EXTRACTED TEXT:
——

Avoid OpenShift Application Idling
OpenShift is a great Platform-as-a-Service provided by Red Hat to host web applications in a cloud environment. I use OpenShift to host a few services, such as my iPhone Tracking service (details here).
The OpenShift free plan provides three small Amazon EC2 instances to use without a CPU, memory or bandwidth cap – this is perfect for running some of the small web applications I develop. However, the free plan also has a big limitation: if an application does not receive an HTTP request within 24 hours, it will be suspended.
Update January 2018: Since publishing this article, OpenShift have changed their free plan. You can find more information on their pricing page.
This limitation is fine if you are running a standard website. Once asleep, the next HTTP request will simply take a few seconds longer to respond as the EC2 instance is spun up. However, if you are running a web service that needs to perform a task at regular intervals, such as tracking the location of your mobile phone, then you do not want the application to idle.

——

TASK TO CARRY OUT:
Please pick up the article on avoiding OpenShift application idling right after its last sentence and carry it on.

——

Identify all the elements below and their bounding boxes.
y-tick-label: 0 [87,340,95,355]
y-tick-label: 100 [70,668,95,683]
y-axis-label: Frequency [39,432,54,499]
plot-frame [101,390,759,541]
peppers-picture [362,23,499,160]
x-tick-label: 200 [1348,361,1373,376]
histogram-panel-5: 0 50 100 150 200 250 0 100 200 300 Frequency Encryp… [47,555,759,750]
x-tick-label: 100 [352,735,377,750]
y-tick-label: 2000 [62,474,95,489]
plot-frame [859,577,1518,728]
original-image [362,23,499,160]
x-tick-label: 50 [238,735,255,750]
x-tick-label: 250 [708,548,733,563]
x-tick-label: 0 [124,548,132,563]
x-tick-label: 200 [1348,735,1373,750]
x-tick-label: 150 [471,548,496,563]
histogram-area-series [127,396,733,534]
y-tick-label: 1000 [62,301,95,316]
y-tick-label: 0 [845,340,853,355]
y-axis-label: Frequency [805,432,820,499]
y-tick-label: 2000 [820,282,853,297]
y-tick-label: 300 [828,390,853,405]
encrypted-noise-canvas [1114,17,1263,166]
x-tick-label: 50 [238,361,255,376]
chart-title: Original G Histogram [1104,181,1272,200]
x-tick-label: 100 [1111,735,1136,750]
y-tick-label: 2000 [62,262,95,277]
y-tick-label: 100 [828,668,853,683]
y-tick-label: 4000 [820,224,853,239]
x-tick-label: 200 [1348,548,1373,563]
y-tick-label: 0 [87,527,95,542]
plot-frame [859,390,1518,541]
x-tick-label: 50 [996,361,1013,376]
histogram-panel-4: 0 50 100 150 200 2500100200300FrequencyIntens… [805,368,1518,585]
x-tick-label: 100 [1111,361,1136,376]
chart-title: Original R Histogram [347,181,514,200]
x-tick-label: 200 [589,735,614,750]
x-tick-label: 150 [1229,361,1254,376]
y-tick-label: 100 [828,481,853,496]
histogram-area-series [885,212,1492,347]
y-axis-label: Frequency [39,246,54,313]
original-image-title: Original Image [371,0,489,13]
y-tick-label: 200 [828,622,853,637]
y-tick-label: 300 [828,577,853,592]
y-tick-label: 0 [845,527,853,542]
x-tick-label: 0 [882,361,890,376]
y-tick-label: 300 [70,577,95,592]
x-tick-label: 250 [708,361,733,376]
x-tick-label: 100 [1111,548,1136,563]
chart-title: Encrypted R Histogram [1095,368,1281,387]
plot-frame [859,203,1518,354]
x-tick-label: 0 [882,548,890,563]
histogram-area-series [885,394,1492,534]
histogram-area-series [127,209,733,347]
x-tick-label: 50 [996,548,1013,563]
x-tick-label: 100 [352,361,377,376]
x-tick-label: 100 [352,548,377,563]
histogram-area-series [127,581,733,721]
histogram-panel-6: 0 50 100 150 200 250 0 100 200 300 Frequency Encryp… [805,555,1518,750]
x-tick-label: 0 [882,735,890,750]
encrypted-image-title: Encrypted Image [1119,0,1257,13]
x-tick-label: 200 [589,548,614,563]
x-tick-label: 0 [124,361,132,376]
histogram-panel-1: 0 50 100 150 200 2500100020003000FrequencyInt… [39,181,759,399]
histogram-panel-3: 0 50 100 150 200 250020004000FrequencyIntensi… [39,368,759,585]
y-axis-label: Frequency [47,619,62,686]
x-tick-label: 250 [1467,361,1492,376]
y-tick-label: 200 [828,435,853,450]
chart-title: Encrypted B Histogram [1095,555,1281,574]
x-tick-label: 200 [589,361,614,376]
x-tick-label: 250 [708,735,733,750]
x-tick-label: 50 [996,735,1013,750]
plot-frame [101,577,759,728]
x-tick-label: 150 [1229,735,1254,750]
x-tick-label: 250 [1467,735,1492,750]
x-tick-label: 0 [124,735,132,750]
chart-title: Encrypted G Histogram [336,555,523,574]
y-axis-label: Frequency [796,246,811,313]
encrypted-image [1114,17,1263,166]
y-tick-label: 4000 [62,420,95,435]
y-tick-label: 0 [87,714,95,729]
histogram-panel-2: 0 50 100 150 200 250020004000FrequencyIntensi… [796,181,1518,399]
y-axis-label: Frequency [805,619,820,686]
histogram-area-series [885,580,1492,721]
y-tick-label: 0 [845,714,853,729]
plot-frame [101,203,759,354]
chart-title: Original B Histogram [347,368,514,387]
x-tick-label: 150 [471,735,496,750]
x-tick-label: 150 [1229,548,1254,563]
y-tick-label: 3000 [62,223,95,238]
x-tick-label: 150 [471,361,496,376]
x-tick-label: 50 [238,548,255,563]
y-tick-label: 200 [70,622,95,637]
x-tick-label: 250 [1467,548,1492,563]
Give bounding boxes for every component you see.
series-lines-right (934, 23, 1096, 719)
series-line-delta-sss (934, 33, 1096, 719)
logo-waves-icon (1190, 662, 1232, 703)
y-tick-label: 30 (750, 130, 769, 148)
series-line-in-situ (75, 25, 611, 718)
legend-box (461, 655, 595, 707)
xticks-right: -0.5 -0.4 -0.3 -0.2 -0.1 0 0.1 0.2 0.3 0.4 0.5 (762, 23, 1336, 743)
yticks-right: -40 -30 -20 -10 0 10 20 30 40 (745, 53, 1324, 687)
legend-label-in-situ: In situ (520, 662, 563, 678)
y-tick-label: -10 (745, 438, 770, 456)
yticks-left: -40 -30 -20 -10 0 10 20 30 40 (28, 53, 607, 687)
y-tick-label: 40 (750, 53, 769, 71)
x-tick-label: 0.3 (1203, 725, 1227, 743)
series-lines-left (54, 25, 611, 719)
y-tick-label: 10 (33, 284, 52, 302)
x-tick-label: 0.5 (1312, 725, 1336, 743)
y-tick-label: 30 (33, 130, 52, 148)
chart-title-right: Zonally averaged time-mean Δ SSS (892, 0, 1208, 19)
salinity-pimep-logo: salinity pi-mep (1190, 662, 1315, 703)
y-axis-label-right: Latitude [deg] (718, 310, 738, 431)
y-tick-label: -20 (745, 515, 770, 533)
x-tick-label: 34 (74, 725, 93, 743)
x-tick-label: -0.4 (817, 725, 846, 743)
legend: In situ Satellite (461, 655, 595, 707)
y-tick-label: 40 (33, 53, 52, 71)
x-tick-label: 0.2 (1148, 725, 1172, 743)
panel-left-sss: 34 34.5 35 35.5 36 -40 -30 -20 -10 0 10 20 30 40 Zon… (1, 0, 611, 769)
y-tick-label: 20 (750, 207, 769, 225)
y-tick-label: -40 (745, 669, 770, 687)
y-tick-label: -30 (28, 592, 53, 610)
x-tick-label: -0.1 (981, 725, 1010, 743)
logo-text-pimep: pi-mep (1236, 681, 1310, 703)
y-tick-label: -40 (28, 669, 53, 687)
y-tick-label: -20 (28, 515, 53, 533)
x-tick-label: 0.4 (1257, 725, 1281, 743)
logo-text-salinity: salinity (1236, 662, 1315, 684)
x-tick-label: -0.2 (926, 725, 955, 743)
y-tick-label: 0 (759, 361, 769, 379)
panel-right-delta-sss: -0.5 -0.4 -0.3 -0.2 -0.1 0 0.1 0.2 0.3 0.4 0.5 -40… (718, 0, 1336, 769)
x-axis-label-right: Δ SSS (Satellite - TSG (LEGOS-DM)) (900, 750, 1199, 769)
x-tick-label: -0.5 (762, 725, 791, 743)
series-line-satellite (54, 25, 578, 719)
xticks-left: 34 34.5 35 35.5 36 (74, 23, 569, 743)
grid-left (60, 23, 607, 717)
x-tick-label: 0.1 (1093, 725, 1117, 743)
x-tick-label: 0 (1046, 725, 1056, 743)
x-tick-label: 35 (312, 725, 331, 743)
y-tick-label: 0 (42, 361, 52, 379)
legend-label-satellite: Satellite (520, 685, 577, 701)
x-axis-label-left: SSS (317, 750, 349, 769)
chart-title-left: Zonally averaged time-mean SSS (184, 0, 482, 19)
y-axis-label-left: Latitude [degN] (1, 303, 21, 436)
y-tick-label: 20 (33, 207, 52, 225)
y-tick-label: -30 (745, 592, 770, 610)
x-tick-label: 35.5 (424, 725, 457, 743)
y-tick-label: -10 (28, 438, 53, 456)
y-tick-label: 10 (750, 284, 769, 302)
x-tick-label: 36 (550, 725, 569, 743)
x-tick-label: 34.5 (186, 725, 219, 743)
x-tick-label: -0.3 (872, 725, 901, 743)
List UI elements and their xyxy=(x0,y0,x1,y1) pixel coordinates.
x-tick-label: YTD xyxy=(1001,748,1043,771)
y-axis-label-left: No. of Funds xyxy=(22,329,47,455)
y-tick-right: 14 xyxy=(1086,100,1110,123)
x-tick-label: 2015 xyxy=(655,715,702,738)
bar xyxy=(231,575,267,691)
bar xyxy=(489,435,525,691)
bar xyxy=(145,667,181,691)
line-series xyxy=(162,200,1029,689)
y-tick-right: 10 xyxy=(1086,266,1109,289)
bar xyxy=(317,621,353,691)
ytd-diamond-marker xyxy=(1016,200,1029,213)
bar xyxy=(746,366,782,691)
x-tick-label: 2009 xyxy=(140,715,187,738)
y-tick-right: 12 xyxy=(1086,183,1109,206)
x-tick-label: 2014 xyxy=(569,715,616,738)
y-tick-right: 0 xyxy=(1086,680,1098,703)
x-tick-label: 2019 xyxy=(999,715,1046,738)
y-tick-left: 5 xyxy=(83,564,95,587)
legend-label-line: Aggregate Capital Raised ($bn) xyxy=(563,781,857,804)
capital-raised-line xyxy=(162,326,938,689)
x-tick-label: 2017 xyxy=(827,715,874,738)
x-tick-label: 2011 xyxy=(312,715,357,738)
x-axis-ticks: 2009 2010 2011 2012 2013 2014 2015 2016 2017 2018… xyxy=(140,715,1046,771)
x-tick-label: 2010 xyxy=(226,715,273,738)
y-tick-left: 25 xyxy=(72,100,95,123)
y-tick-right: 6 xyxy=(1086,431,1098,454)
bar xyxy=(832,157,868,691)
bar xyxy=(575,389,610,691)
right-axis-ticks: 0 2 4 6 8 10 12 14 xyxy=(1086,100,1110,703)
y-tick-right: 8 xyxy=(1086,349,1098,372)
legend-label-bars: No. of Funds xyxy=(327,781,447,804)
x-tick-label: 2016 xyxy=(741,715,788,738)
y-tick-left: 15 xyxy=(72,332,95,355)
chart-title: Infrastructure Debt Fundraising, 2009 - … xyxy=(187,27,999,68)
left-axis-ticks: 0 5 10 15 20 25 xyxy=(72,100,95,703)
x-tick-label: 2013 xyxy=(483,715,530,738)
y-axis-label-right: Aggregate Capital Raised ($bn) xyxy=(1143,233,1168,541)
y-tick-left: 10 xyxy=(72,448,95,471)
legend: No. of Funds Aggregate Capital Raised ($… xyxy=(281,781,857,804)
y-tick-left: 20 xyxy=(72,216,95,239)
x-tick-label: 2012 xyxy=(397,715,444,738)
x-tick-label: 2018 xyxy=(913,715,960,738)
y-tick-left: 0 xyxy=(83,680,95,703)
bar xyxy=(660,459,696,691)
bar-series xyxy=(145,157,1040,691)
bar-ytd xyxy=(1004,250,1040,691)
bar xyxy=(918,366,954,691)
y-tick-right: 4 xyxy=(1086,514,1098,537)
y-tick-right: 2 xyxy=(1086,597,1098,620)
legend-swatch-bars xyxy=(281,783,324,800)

——

OUTPUT OF THE EXERCISE:
To work around this limitation, you simply have to ensure an HTTP request is made to your service every 24 hours from outside of your EC2 instance. The best way I have found to do this is by registering the site with an “uptime checker”, such as UptimeRobot.
UptimeRobot makes an HTTP request to my web service every 5 minutes to check it is running. This is perfect for ensuring my OpenShift instance does not idle due to inactivity and also provides me with a monitoring service for my application.